TEXTE:

________________________________________

M. Jean-Pierre Grand. J’ai rendu hommage aux communistes !

Mme Éliane Assassi. La citoyenne que je suis veut que ses droits soient respectés.

Et, en effet, nous n’acceptons pas l’utilisation de drones, quand il s’agit de surveiller nos libertés et y porter atteinte, même si ces outils sont par ailleurs très utiles pour réaliser des films ou de jolis documentaires vus du ciel…

Comme le soulignait à l’instant Pascal Savoldelli, il y a des gens qui manifestent pacifiquement et qui n’ont pas envie d’être surveillés.

Le dispositif proposé est totalement contre-productif. Vous allez créer les conditions pour qu’à terme plus personne ne puisse manifester dans notre pays. Faisons bien attention : les temps peuvent changer. Et croyez bien que nous essayons d’œuvrer pour qu’ils ne changent pas dans le sens de l’avènement d’un régime que ni vous ni nous ne souhaitons.

M. Jean-Pierre Grand. Vous allez faire élire Mme Le Pen !

Mme Éliane Assassi. Je viens de dire exactement le contraire, monsieur Grand ; essayez de réfléchir un peu !

Faisons attention : il est des mesures que l’on croit justes, mais qui se révèlent à terme dangereuses !

M. le président. La parole est à Mme Angèle Préville, pour explication de vote.

Mme Angèle Préville. Je souscris aux propos de Mme Assassi. Comme elle, il m’arrive de participer en tant que simple citoyenne à des manifestations, ce fut le cas pour celle du 1er mai 2019 à Paris.

________________________________________

ÉLÉMENTS FOURNIS:
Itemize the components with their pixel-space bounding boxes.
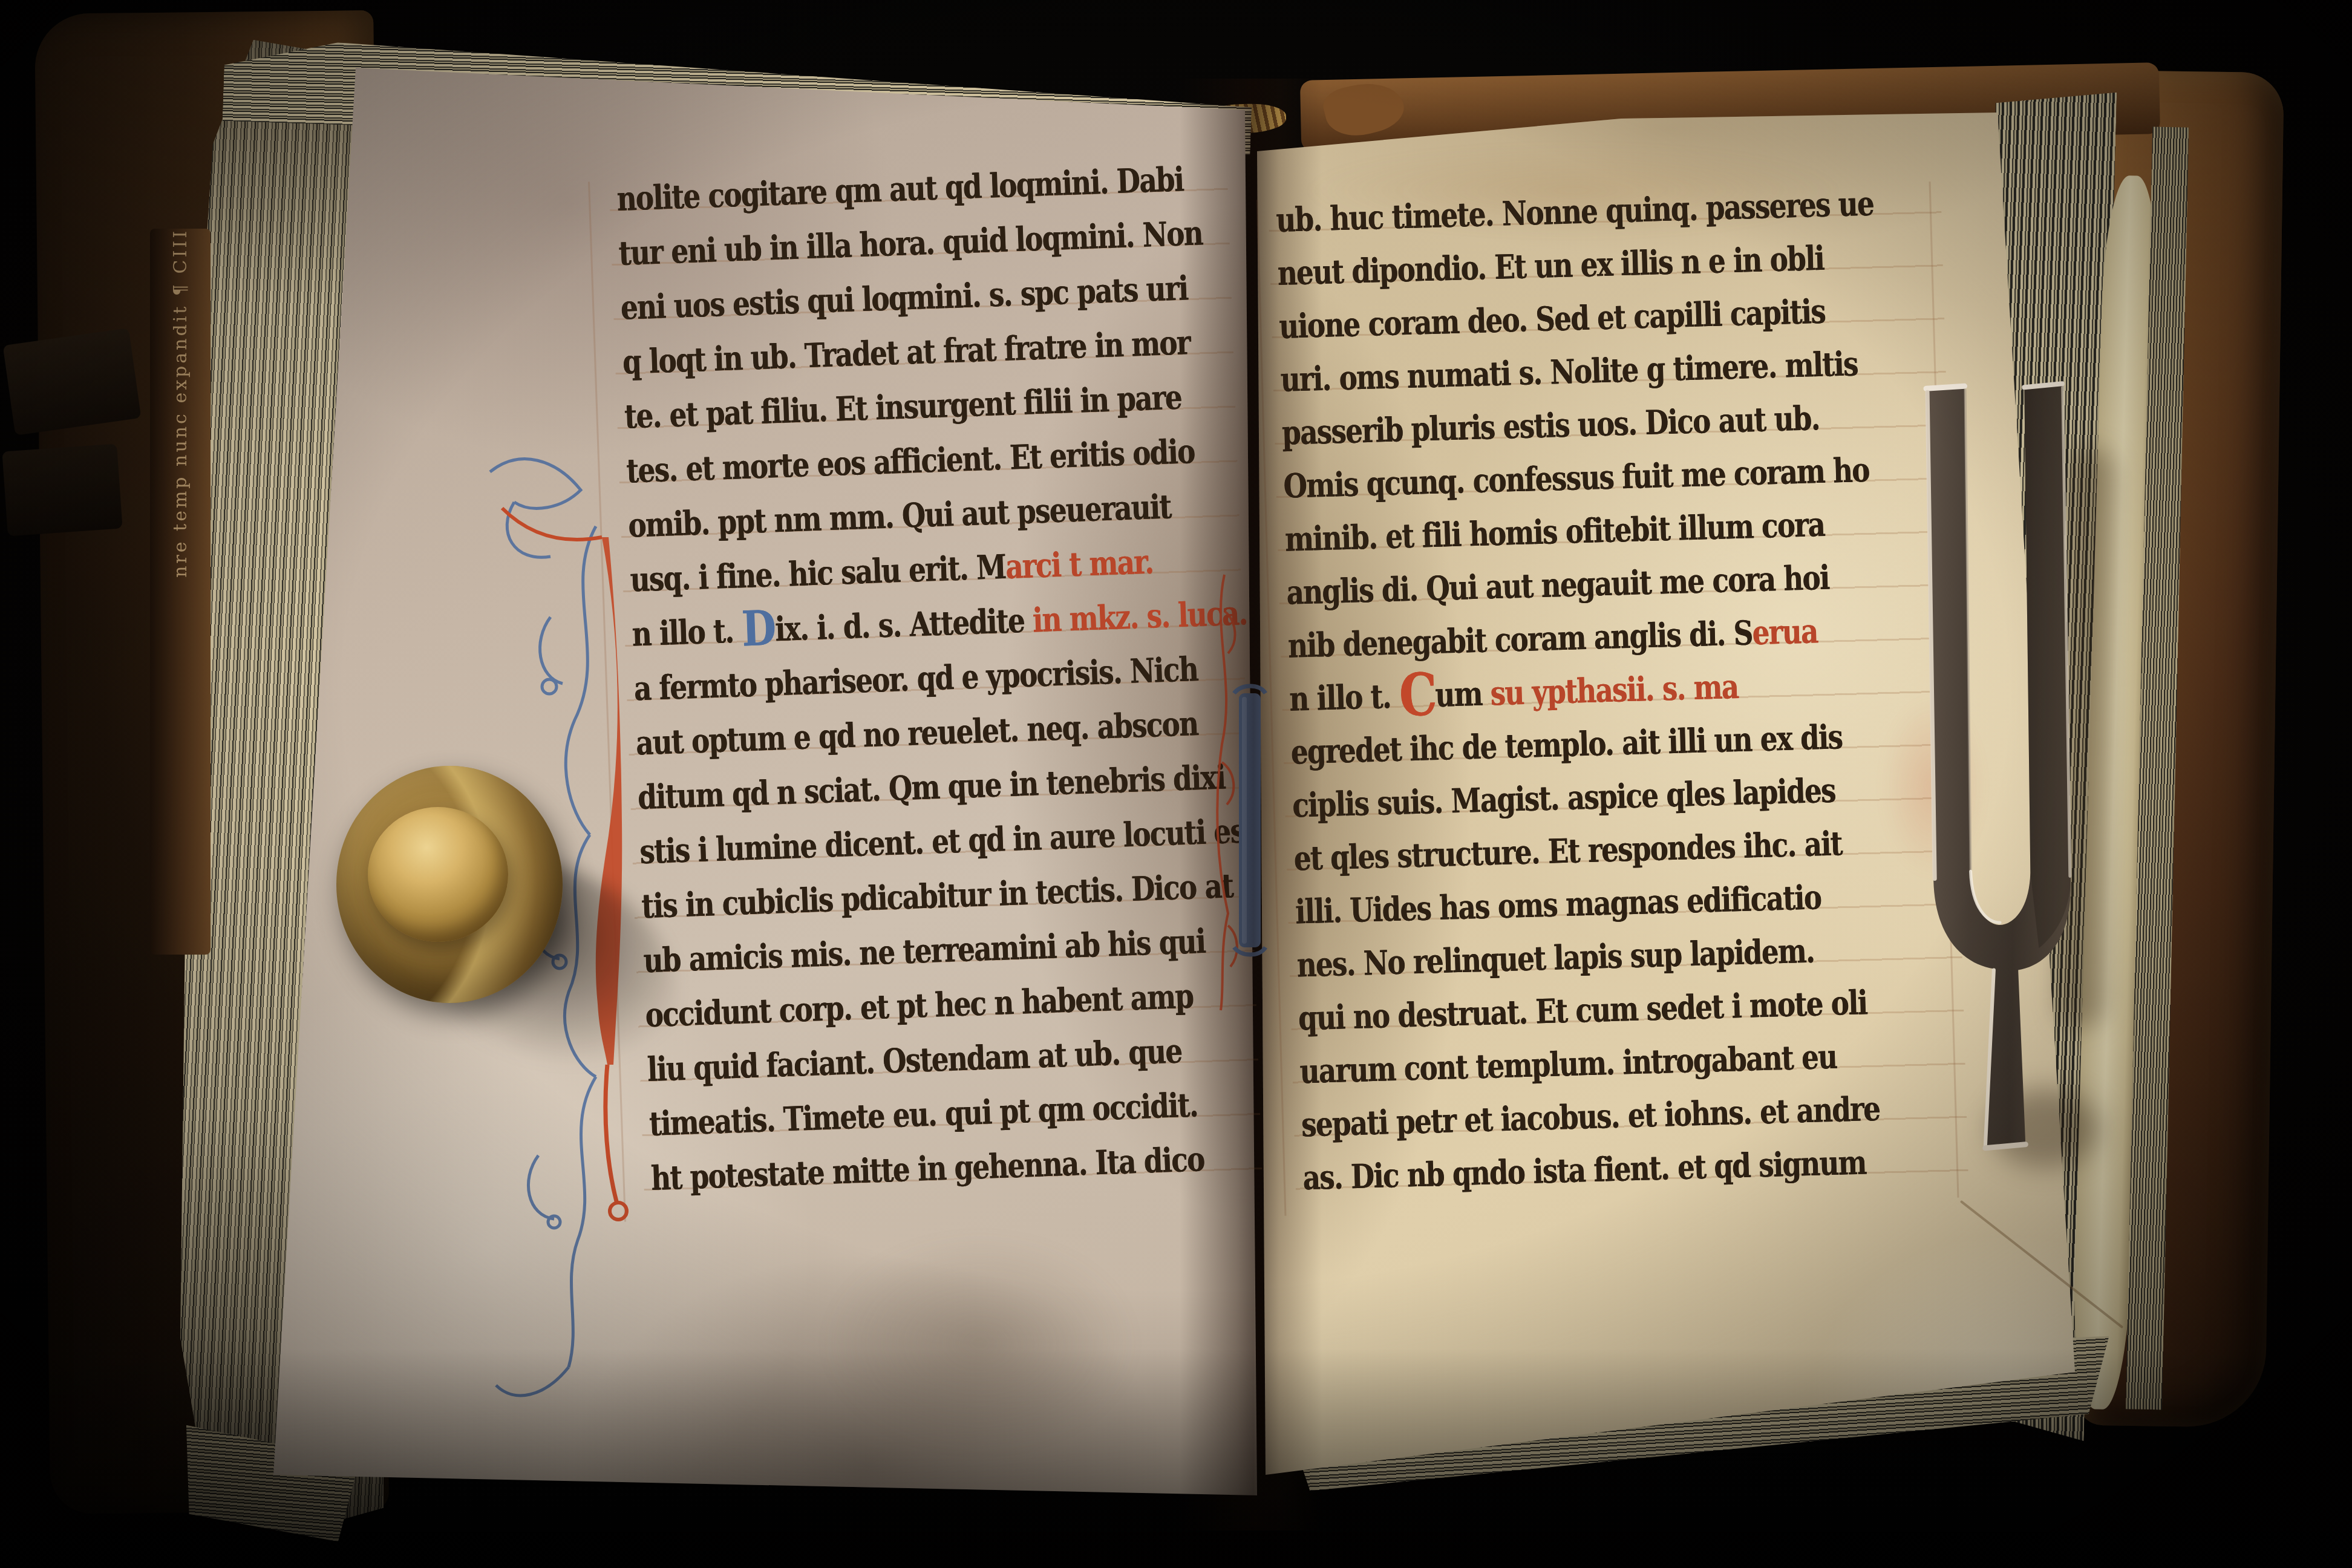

________________________________________

EXERCICES À TRAITER:
1. Pourriez-vous recopier, dans le débat sur les drones, le passage allant de « Faisons attention : il » jusqu'à « 1er mai 2019 à Paris. » inclus ?
2. Pouvez-vous prolonger le débat sur les drones à partir de l'endroit où il s'arrête ?

RÉPONSES AUX EXERCICES:
1.
Faisons attention : il est des mesures que l’on croit justes, mais qui se révèlent à terme dangereuses !

M. le président. La parole est à Mme Angèle Préville, pour explication de vote.

Mme Angèle Préville. Je souscris aux propos de Mme Assassi. Comme elle, il m’arrive de participer en tant que simple citoyenne à des manifestations, ce fut le cas pour celle du 1er mai 2019 à Paris.

2.
Or, lors de cette manifestation, qui était pacifique, bon enfant – nous avons défilé pendant quelques heures avec des personnes âgées et des poussettes –, nous avons à un moment vu au loin des gaz lacrymogènes. La foule a reflué et tout le monde a voulu quitter le cortège. Ce n’était pas possible ; nous étions nassés. J’ai voulu sortir avec ma fille et une amie ; à chaque rue adjacente, il y avait des CRS casqués. J’ai dû montrer ma carte de sénatrice, car j’avais peur et je voulais partir. Et c’est ainsi que l’on m’a laissé sortir avec quelques personnes.

Est-ce normal ? Quid des autres, qui voulaient faire comme nous et avaient peur d’être bousculés ? Car la foule refluait : tout le monde avait peur et souhaitait partir. On a tout de même le droit de manifester dans ce pays !

En tant que citoyenne, je n’ai pas du tout envie d’être filmée ! Pour moi, si un drone passe au-dessus des manifestants pour leur dire avec un haut-parleur qu’ils sont filmés, c’est que nous sommes passés dans un autre monde !

J’ajoute une dernière chose : les Black Blocs sont très peu nombreux. On peut sûrement les identifier et trouver un moyen de régler le problème, sans empêcher la grande majorité des manifestants d’exercer leur droit, comme ils le font depuis longtemps dans notre pays.

M. le président. Je mets aux voix les amendements identiques nos 83, 111 et 296 rectifié bis.

(Les amendements ne sont pas adoptés.)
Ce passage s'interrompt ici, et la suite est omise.